Written request » Without any pictures, reproduce exactly the lines running from the line containing "OCR this image." through the end of the entries.

Extracted information »
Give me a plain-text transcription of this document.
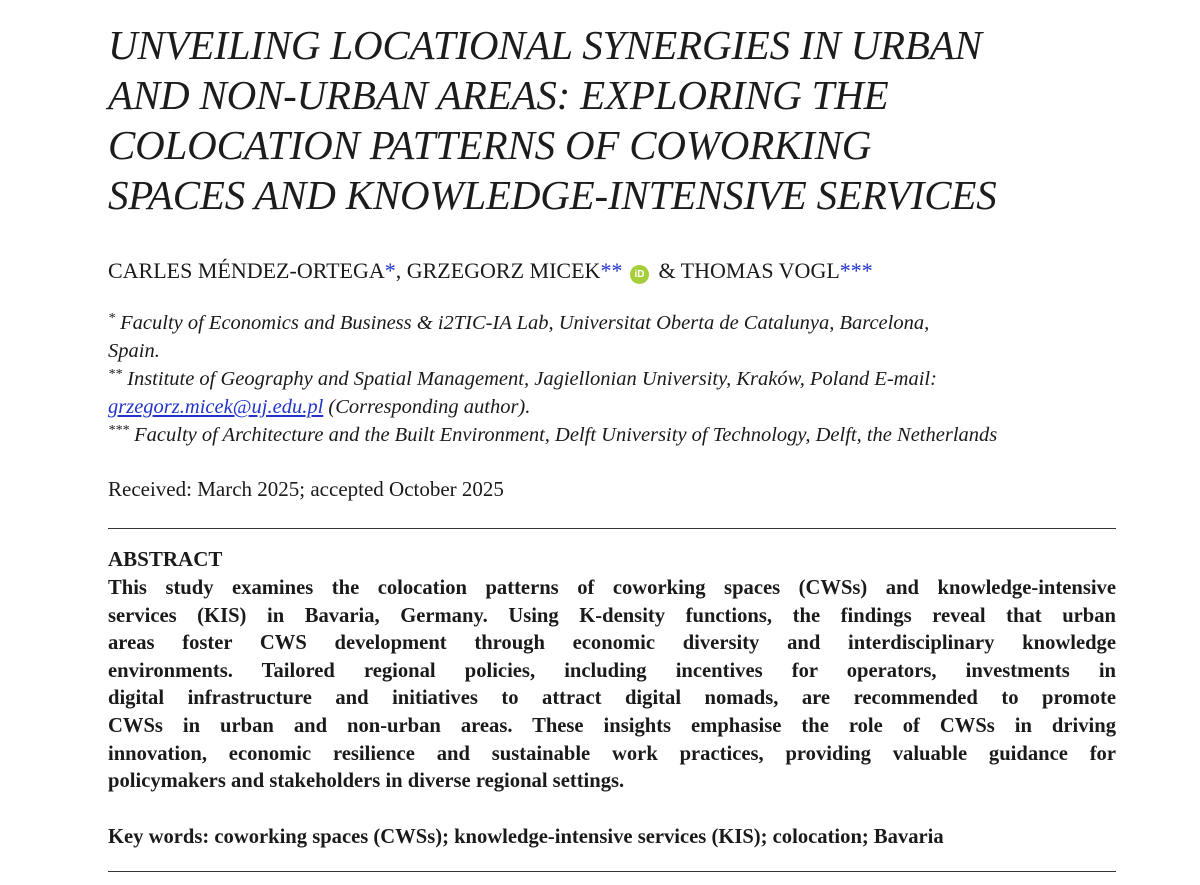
UNVEILING LOCATIONAL SYNERGIES IN URBAN
AND NON-URBAN AREAS: EXPLORING THE
COLOCATION PATTERNS OF COWORKING
SPACES AND KNOWLEDGE-INTENSIVE SERVICES
CARLES MÉNDEZ-ORTEGA*, GRZEGORZ MICEK** iD & THOMAS VOGL***

* Faculty of Economics and Business & i2TIC-IA Lab, Universitat Oberta de Catalunya, Barcelona,
Spain.

** Institute of Geography and Spatial Management, Jagiellonian University, Kraków, Poland E-mail:
grzegorz.micek@uj.edu.pl (Corresponding author).

*** Faculty of Architecture and the Built Environment, Delft University of Technology, Delft, the Netherlands

Received: March 2025; accepted October 2025
ABSTRACT

This study examines the colocation patterns of coworking spaces (CWSs) and knowledge-intensive
services (KIS) in Bavaria, Germany. Using K-density functions, the findings reveal that urban
areas foster CWS development through economic diversity and interdisciplinary knowledge
environments. Tailored regional policies, including incentives for operators, investments in
digital infrastructure and initiatives to attract digital nomads, are recommended to promote
CWSs in urban and non-urban areas. These insights emphasise the role of CWSs in driving
innovation, economic resilience and sustainable work practices, providing valuable guidance for
policymakers and stakeholders in diverse regional settings.

Key words: coworking spaces (CWSs); knowledge-intensive services (KIS); colocation; Bavaria
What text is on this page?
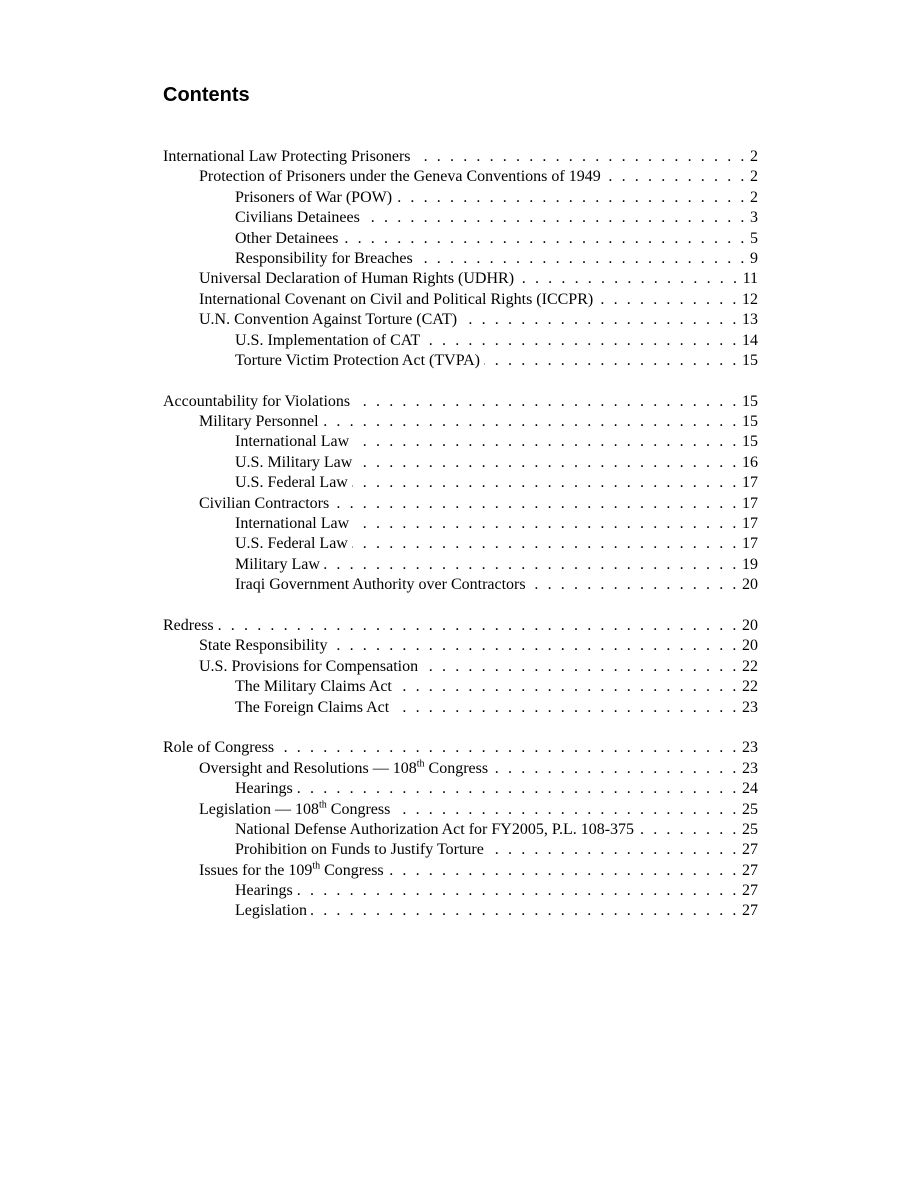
Contents
International Law Protecting Prisoners . . .	2
Protection of Prisoners under the Geneva Conventions of 1949 . . .	2
Prisoners of War (POW) . . .	2
Civilians Detainees . . .	3
Other Detainees . . .	5
Responsibility for Breaches . . .	9
Universal Declaration of Human Rights (UDHR) . . .	11
International Covenant on Civil and Political Rights (ICCPR) . . .	12
U.N. Convention Against Torture (CAT) . . .	13
U.S. Implementation of CAT . . .	14
Torture Victim Protection Act (TVPA) . . .	15
Accountability for Violations . . .	15
Military Personnel . . .	15
International Law . . .	15
U.S. Military Law . . .	16
U.S. Federal Law . . .	17
Civilian Contractors . . .	17
International Law . . .	17
U.S. Federal Law . . .	17
Military Law . . .	19
Iraqi Government Authority over Contractors . . .	20
Redress . . .	20
State Responsibility . . .	20
U.S. Provisions for Compensation . . .	22
The Military Claims Act . . .	22
The Foreign Claims Act . . .	23
Role of Congress . . .	23
Oversight and Resolutions — 108th Congress . . .	23
Hearings . . .	24
Legislation — 108th Congress . . .	25
National Defense Authorization Act for FY2005, P.L. 108-375 . . .	25
Prohibition on Funds to Justify Torture . . .	27
Issues for the 109th Congress . . .	27
Hearings . . .	27
Legislation . . .	27
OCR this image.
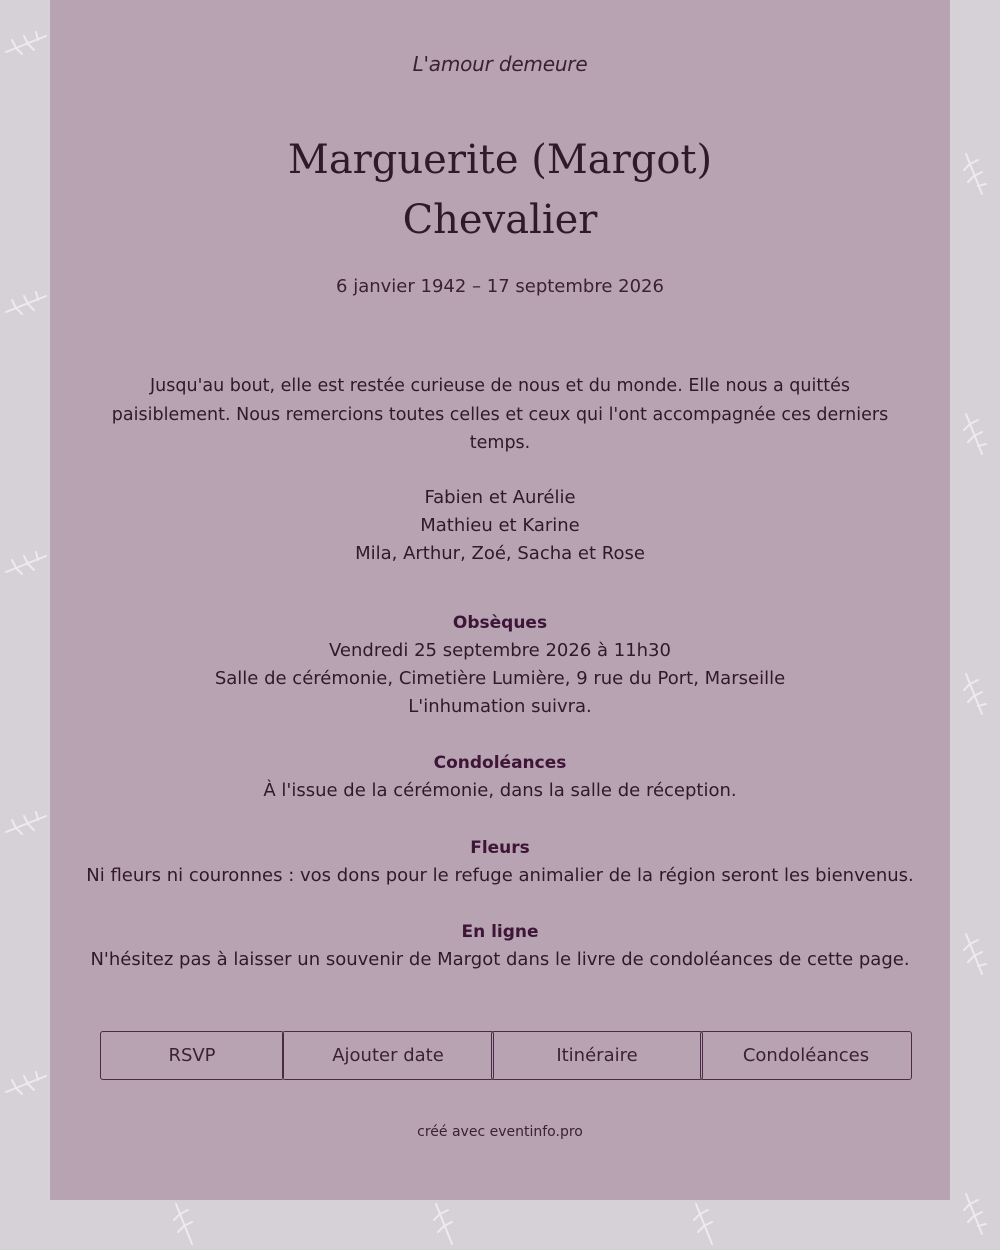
L'amour demeure
Marguerite (Margot)
Chevalier
6 janvier 1942 – 17 septembre 2026

Jusqu'au bout, elle est restée curieuse de nous et du monde. Elle nous a quittés paisiblement. Nous remercions toutes celles et ceux qui l'ont accompagnée ces derniers temps.

Fabien et Aurélie
Mathieu et Karine
Mila, Arthur, Zoé, Sacha et Rose
Obsèques
Vendredi 25 septembre 2026 à 11h30
Salle de cérémonie, Cimetière Lumière, 9 rue du Port, Marseille
L'inhumation suivra.
Condoléances
À l'issue de la cérémonie, dans la salle de réception.
Fleurs
Ni fleurs ni couronnes : vos dons pour le refuge animalier de la région seront les bienvenus.
En ligne
N'hésitez pas à laisser un souvenir de Margot dans le livre de condoléances de cette page.
RSVP	Ajouter date	Itinéraire	Condoléances
créé avec eventinfo.pro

Exercise solution »
OCR this image.
L'amour demeure
Marguerite (Margot)
Chevalier
6 janvier 1942 – 17 septembre 2026

Jusqu'au bout, elle est restée curieuse de nous et du monde. Elle nous a quittés paisiblement. Nous remercions toutes celles et ceux qui l'ont accompagnée ces derniers temps.

Fabien et Aurélie
Mathieu et Karine
Mila, Arthur, Zoé, Sacha et Rose
Obsèques
Vendredi 25 septembre 2026 à 11h30
Salle de cérémonie, Cimetière Lumière, 9 rue du Port, Marseille
L'inhumation suivra.
Condoléances
À l'issue de la cérémonie, dans la salle de réception.
Fleurs
Ni fleurs ni couronnes : vos dons pour le refuge animalier de la région seront les bienvenus.
En ligne
N'hésitez pas à laisser un souvenir de Margot dans le livre de condoléances de cette page.
RSVP	Ajouter date	Itinéraire	Condoléances
créé avec eventinfo.pro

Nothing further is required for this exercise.